------ Recorded data

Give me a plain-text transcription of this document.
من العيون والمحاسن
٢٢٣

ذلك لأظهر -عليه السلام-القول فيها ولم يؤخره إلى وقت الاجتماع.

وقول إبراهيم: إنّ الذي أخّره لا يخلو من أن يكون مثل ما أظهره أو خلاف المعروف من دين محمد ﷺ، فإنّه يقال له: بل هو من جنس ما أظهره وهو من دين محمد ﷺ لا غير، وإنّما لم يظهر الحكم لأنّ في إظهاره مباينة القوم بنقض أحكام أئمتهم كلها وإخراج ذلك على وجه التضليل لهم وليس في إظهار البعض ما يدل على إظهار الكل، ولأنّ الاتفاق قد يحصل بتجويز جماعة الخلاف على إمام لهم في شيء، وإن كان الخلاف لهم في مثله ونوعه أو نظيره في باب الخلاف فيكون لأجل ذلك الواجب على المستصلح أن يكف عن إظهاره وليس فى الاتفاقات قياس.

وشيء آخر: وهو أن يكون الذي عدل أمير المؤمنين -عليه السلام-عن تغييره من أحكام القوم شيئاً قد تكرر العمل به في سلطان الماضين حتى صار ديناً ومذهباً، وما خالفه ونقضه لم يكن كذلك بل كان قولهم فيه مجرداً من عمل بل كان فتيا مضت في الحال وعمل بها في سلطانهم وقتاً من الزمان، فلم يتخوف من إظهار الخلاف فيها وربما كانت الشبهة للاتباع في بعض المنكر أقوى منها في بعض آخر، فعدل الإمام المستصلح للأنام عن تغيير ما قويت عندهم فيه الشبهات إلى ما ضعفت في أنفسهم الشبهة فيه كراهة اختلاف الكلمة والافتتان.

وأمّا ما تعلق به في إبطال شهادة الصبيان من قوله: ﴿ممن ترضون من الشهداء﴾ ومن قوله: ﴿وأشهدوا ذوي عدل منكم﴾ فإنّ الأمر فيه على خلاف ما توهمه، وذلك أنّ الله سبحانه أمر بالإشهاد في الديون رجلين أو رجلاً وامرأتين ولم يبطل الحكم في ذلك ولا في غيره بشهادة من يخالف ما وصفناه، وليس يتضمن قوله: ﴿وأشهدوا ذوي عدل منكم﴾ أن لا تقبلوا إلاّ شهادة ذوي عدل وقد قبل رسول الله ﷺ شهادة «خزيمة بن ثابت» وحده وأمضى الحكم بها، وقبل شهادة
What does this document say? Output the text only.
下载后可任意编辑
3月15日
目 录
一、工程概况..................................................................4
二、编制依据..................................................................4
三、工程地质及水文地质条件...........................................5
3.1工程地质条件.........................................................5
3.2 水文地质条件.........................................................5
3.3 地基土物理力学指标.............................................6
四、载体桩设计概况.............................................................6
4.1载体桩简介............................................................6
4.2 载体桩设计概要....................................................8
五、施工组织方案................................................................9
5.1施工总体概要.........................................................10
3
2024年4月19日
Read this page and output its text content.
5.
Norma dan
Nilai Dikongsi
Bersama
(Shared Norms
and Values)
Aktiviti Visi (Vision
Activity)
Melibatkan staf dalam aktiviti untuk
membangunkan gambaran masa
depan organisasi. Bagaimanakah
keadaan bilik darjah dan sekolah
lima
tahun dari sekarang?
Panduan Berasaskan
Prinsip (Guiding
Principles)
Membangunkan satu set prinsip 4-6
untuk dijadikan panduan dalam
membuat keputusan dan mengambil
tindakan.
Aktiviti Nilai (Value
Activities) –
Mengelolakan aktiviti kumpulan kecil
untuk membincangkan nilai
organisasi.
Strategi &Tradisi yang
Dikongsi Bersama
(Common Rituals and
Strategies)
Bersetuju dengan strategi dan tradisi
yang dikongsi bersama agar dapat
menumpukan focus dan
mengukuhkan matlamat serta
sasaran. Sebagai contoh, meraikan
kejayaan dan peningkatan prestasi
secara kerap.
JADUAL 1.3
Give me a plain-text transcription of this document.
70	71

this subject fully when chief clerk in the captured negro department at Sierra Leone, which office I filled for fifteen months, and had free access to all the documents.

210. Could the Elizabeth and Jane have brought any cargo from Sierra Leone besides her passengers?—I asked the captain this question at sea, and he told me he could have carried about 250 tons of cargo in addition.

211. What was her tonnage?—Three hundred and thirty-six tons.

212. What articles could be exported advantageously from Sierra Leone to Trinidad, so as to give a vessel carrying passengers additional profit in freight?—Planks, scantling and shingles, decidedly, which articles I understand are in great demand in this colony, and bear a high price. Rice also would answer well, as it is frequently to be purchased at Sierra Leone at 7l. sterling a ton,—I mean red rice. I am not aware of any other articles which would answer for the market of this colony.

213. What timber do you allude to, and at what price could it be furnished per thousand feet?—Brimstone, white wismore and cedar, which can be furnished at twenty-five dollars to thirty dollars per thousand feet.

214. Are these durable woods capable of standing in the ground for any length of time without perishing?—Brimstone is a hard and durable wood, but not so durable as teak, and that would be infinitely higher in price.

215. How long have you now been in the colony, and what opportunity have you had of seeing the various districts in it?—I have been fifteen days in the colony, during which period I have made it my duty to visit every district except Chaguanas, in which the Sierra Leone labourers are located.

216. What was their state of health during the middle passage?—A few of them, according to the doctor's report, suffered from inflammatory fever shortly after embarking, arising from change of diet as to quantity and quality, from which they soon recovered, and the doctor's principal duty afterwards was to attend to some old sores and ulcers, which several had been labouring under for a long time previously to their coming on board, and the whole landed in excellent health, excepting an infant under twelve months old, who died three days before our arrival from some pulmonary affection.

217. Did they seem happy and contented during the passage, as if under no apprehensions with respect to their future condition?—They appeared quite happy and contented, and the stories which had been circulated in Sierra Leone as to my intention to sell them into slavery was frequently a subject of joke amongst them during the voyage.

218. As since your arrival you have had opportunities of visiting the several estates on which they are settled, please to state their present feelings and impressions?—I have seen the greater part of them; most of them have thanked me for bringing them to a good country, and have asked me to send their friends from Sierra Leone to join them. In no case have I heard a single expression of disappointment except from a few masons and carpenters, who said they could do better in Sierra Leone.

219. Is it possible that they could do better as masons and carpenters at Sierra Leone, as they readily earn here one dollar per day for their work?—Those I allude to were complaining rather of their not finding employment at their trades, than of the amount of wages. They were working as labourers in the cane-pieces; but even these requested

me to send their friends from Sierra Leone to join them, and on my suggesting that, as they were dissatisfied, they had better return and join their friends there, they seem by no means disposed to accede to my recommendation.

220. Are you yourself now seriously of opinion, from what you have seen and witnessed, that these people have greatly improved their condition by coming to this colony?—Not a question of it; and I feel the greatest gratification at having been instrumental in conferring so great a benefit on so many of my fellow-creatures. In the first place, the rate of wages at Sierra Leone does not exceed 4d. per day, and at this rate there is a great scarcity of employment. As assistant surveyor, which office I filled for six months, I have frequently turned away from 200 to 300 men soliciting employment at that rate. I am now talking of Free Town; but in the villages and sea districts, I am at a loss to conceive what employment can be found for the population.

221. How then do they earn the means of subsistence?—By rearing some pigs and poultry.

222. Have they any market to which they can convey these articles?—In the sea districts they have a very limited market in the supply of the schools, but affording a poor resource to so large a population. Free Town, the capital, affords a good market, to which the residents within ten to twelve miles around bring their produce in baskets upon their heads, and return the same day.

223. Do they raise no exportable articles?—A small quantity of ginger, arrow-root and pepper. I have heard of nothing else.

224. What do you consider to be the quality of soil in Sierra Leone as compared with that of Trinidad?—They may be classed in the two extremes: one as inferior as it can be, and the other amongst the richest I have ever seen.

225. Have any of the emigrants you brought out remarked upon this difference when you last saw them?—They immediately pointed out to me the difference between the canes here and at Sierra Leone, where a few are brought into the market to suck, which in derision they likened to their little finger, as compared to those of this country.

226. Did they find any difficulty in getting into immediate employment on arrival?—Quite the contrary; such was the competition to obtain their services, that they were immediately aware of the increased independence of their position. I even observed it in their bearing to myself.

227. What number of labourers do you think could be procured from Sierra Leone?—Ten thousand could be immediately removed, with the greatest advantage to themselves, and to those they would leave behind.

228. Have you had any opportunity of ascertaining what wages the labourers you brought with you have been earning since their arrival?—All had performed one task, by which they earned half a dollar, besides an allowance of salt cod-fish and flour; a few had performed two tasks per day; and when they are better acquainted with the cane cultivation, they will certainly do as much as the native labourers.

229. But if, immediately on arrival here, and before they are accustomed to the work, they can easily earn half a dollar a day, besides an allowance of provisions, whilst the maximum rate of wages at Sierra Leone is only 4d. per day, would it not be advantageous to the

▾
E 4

------------

_What the task requires_
Filter the entries above down to the lines containing the word "means".

_Written reply_
me to send their friends from Sierra Leone to join them, and on my suggesting that, as they were dissatisfied, they had better return and join their friends there, they seem by no means disposed to accede to my recommendation.
221. How then do they earn the means of subsistence?—By rearing some pigs and poultry.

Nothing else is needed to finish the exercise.